● **Source excerpt**
* begin *
Finally we use the symmetric matrix property that $M=P \Lambda P^{-1} = P \Lambda P^{T}$ , which is our eigendecomposition of $M$ .

We include an attachment of hand calculation as well as numeric computation for confirmation:

In [2]:

M = [[1, -1, 0],
    [-1, 2,-1],
    [0,-1, 1 ]]
np.linalg.eigh(M)

Out[2]:

(array([  9.99658224e-17,   1.00000000e+00,   3.00000000e+00]),
 array([[ -5.77350269e-01,  -7.07106781e-01,   4.08248290e-01],
        [ -5.77350269e-01,   9.71445147e-17,  -8.16496581e-01],
        [ -5.77350269e-01,   7.07106781e-01,   4.08248290e-01]]))

$\therefore \ M = \begin{bmatrix} \frac{1}{\sqrt{3}} & \frac{1}{\sqrt{2}} & \frac{1}{\sqrt{6}} \\ \frac{1}{\sqrt{3}} & 0 & \frac{-2}{\sqrt{6}} \\ \frac{1}{\sqrt{3}} & \frac{-1}{\sqrt{2}} & \frac{1}{\sqrt{6}} \end{bmatrix} \begin{bmatrix} 0 & 0 & 0 \\ 0 & 1 & 0 \\ 0 & 0 & 3 \end{bmatrix} \begin{bmatrix} \frac{1}{\sqrt{3}} & \frac{1}{\sqrt{2}} & \frac{1}{\sqrt{6}} \\ \frac{1}{\sqrt{3}} & 0 & \frac{-2}{\sqrt{6}} \\ \frac{1}{\sqrt{3}} & \frac{-1}{\sqrt{2}} & \frac{1}{\sqrt{6}} \end{bmatrix}^{T}$

Answer - 5

Let $C \in \mathbb{R}^{n \times n}$ and symmetric, as well as $v \in \mathbb{R}^n \ : \ ||v||_2 = 1$ .

We have the following eigendecomposition $C= P \Lambda P^T$ , where $P$ is orthogonal and $\Lambda$ is a diagonal matrix with eigenvalues $\Lambda_{ii} = \lambda_i$ on the diagonal. WLOG, we order the eigenvalues in an ascending order: $\lambda_1 \leq \lambda_2 \leq ... \leq \lambda_n$ .
* end *
● **Set exercise 1**
Copy the records exactly, starting at the line that contains "field-value: Waffles [523, 453, 576, 470]" and ending with the last line of the records, both included.
The eigendecomposition excerpt and the records have nothing to do with each other.

● **Data for this task**
* begin *
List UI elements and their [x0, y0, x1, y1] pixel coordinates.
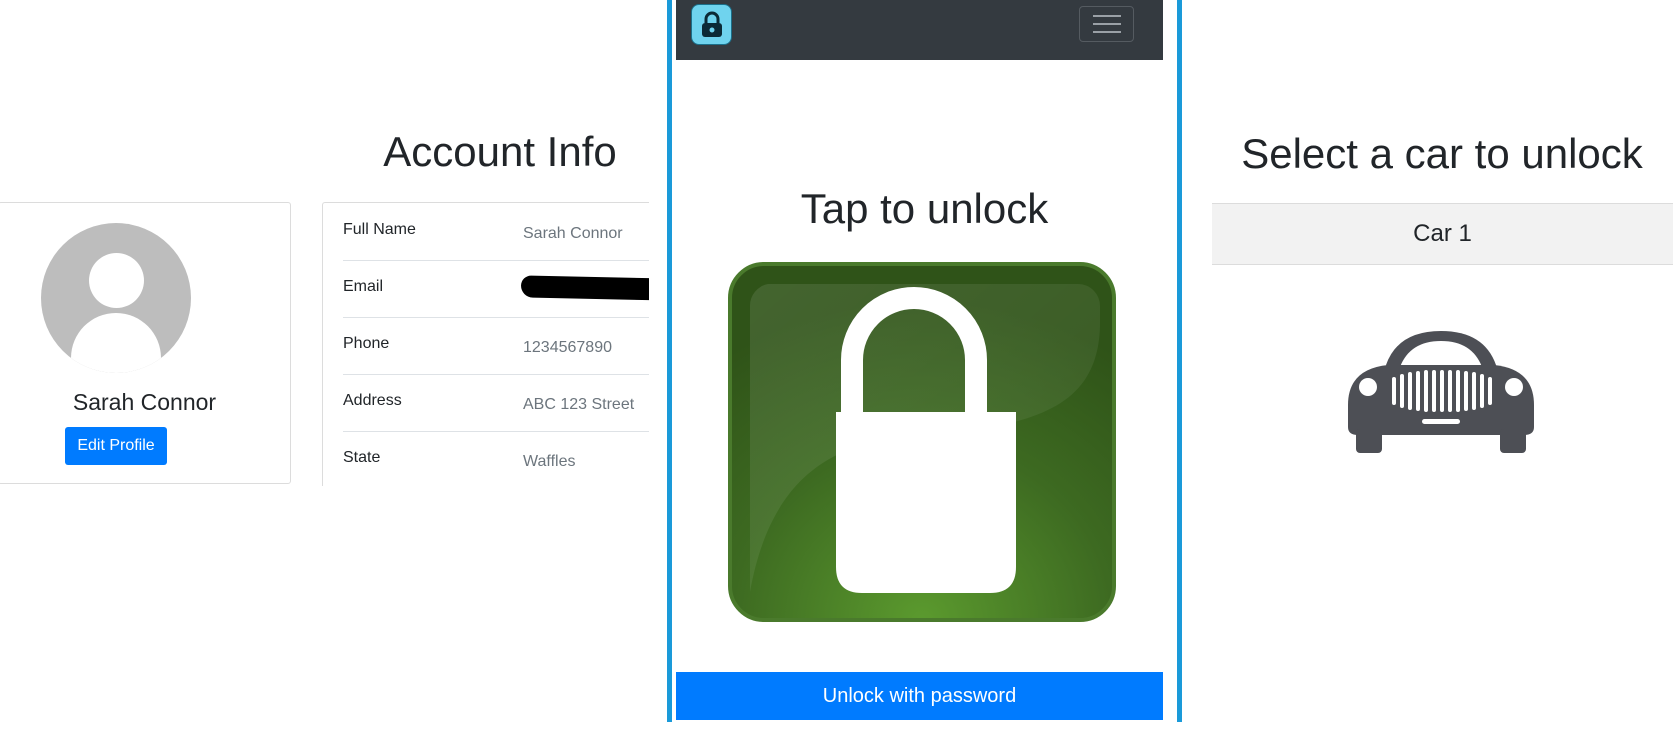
field-value: Waffles [523, 453, 576, 470]
field-row-email: Email [343, 260, 649, 318]
field-row-address: Address ABC 123 Street [343, 374, 649, 432]
user-avatar-icon [41, 223, 191, 373]
field-row-full-name: Full Name Sarah Connor [343, 203, 649, 261]
account-details-table: Full Name Sarah Connor Email Phone 12345… [322, 202, 649, 486]
unlock-with-password-button[interactable]: Unlock with password [676, 672, 1163, 720]
field-value: Sarah Connor [523, 225, 623, 242]
car-icon[interactable] [1348, 325, 1534, 455]
account-info-heading: Account Info [383, 128, 617, 175]
field-label: Phone [343, 335, 390, 352]
navbar [676, 0, 1163, 60]
profile-name: Sarah Connor [72, 389, 217, 415]
padlock-app-icon[interactable] [691, 4, 732, 45]
field-label: Full Name [343, 221, 416, 238]
car-list-item[interactable]: Car 1 [1212, 203, 1673, 265]
profile-card: Sarah Connor Edit Profile [0, 202, 291, 484]
field-value: ABC 123 Street [523, 396, 635, 413]
field-row-phone: Phone 1234567890 [343, 317, 649, 375]
padlock-icon[interactable] [728, 262, 1116, 622]
field-label: Email [343, 278, 384, 295]
redacted-email-mark [520, 275, 649, 301]
hamburger-menu-icon[interactable] [1079, 6, 1134, 42]
select-car-heading: Select a car to unlock [1241, 130, 1643, 177]
field-label: Address [343, 392, 402, 409]
field-label: State [343, 449, 381, 466]
field-row-state: State Waffles [343, 431, 649, 486]
field-value: 1234567890 [523, 339, 612, 356]
tap-to-unlock-heading: Tap to unlock [800, 185, 1049, 232]
edit-profile-button[interactable]: Edit Profile [65, 427, 167, 465]
phone-screen: Tap to unlock Unlock with password [667, 0, 1182, 722]
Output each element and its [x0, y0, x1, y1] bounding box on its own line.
* end *
● **Set exercise 2**
Repeat the eigendecomposition excerpt word for word.

● **Correct response 1**
field-value: Waffles [523, 453, 576, 470]
field-row-email: Email [343, 260, 649, 318]
field-row-address: Address ABC 123 Street [343, 374, 649, 432]
user-avatar-icon [41, 223, 191, 373]
field-row-full-name: Full Name Sarah Connor [343, 203, 649, 261]
account-details-table: Full Name Sarah Connor Email Phone 12345… [322, 202, 649, 486]
unlock-with-password-button[interactable]: Unlock with password [676, 672, 1163, 720]
field-value: Sarah Connor [523, 225, 623, 242]
car-icon[interactable] [1348, 325, 1534, 455]
account-info-heading: Account Info [383, 128, 617, 175]
field-label: Phone [343, 335, 390, 352]
navbar [676, 0, 1163, 60]
profile-name: Sarah Connor [72, 389, 217, 415]
padlock-app-icon[interactable] [691, 4, 732, 45]
field-label: Full Name [343, 221, 416, 238]
car-list-item[interactable]: Car 1 [1212, 203, 1673, 265]
profile-card: Sarah Connor Edit Profile [0, 202, 291, 484]
field-value: ABC 123 Street [523, 396, 635, 413]
field-row-phone: Phone 1234567890 [343, 317, 649, 375]
padlock-icon[interactable] [728, 262, 1116, 622]
field-label: Email [343, 278, 384, 295]
redacted-email-mark [520, 275, 649, 301]
hamburger-menu-icon[interactable] [1079, 6, 1134, 42]
select-car-heading: Select a car to unlock [1241, 130, 1643, 177]
field-label: Address [343, 392, 402, 409]
field-label: State [343, 449, 381, 466]
field-row-state: State Waffles [343, 431, 649, 486]
field-value: 1234567890 [523, 339, 612, 356]
tap-to-unlock-heading: Tap to unlock [800, 185, 1049, 232]
edit-profile-button[interactable]: Edit Profile [65, 427, 167, 465]
phone-screen: Tap to unlock Unlock with password [667, 0, 1182, 722]
Output each element and its [x0, y0, x1, y1] bounding box on its own line.

● **Correct response 2**
Finally we use the symmetric matrix property that $M=P \Lambda P^{-1} = P \Lambda P^{T}$ , which is our eigendecomposition of $M$ .

We include an attachment of hand calculation as well as numeric computation for confirmation:

In [2]:

M = [[1, -1, 0],
    [-1, 2,-1],
    [0,-1, 1 ]]
np.linalg.eigh(M)

Out[2]:

(array([  9.99658224e-17,   1.00000000e+00,   3.00000000e+00]),
 array([[ -5.77350269e-01,  -7.07106781e-01,   4.08248290e-01],
        [ -5.77350269e-01,   9.71445147e-17,  -8.16496581e-01],
        [ -5.77350269e-01,   7.07106781e-01,   4.08248290e-01]]))

$\therefore \ M = \begin{bmatrix} \frac{1}{\sqrt{3}} & \frac{1}{\sqrt{2}} & \frac{1}{\sqrt{6}} \\ \frac{1}{\sqrt{3}} & 0 & \frac{-2}{\sqrt{6}} \\ \frac{1}{\sqrt{3}} & \frac{-1}{\sqrt{2}} & \frac{1}{\sqrt{6}} \end{bmatrix} \begin{bmatrix} 0 & 0 & 0 \\ 0 & 1 & 0 \\ 0 & 0 & 3 \end{bmatrix} \begin{bmatrix} \frac{1}{\sqrt{3}} & \frac{1}{\sqrt{2}} & \frac{1}{\sqrt{6}} \\ \frac{1}{\sqrt{3}} & 0 & \frac{-2}{\sqrt{6}} \\ \frac{1}{\sqrt{3}} & \frac{-1}{\sqrt{2}} & \frac{1}{\sqrt{6}} \end{bmatrix}^{T}$

Answer - 5

Let $C \in \mathbb{R}^{n \times n}$ and symmetric, as well as $v \in \mathbb{R}^n \ : \ ||v||_2 = 1$ .

We have the following eigendecomposition $C= P \Lambda P^T$ , where $P$ is orthogonal and $\Lambda$ is a diagonal matrix with eigenvalues $\Lambda_{ii} = \lambda_i$ on the diagonal. WLOG, we order the eigenvalues in an ascending order: $\lambda_1 \leq \lambda_2 \leq ... \leq \lambda_n$ .